### WHAT YOU WILL DO:
Report how many lines in the records below contain the word "allele". Give only the number.

### INPUT MATERIAL:
------------------------------------------------------------------------

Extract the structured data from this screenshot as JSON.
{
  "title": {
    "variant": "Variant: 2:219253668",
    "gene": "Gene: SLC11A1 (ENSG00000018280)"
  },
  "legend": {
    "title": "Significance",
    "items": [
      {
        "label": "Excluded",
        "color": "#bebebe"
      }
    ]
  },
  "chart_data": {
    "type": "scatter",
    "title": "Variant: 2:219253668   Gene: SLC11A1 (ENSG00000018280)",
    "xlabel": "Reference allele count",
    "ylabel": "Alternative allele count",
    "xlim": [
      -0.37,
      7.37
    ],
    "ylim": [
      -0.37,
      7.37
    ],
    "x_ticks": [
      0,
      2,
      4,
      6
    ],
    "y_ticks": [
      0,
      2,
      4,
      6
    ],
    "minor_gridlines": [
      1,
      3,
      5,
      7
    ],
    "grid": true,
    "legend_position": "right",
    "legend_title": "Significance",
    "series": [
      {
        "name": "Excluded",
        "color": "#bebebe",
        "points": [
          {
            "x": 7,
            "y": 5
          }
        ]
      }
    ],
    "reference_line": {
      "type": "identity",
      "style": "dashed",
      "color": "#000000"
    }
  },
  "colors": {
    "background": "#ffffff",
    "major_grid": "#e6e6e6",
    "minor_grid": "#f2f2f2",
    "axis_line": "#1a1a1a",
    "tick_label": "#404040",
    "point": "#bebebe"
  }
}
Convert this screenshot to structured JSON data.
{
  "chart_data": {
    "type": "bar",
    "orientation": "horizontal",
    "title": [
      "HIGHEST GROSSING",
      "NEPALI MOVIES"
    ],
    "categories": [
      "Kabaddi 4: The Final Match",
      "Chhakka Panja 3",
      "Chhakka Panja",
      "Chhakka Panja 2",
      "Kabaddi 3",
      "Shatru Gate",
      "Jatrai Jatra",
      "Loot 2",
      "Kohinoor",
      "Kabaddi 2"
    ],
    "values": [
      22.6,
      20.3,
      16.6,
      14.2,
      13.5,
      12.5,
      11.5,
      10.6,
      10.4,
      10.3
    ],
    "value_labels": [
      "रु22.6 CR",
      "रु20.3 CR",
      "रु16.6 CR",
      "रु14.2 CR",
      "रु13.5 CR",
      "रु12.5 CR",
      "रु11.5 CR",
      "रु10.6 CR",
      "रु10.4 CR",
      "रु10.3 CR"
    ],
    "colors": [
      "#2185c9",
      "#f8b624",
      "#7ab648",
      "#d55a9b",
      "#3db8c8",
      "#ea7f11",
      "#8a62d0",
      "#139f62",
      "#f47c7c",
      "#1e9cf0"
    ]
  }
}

------------------------------------------------------------------------

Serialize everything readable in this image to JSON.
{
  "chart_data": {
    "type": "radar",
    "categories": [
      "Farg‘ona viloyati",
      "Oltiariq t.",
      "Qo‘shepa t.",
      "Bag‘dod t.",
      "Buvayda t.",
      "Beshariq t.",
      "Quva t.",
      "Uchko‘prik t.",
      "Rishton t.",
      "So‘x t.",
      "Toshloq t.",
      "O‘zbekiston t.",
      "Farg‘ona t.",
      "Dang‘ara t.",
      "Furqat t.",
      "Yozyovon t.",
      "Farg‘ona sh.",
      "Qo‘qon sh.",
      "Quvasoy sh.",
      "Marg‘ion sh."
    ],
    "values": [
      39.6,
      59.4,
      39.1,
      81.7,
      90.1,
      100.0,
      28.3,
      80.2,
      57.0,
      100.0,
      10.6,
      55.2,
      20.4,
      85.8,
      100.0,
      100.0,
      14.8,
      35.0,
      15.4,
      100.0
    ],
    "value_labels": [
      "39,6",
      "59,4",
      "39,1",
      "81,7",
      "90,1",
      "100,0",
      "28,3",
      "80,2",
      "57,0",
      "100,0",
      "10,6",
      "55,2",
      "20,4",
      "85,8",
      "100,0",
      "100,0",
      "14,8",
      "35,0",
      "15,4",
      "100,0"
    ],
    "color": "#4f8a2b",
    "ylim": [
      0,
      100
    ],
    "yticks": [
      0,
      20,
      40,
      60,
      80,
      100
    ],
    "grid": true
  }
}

------------------------------------------------------------------------

### EXERCISE RESULT:
2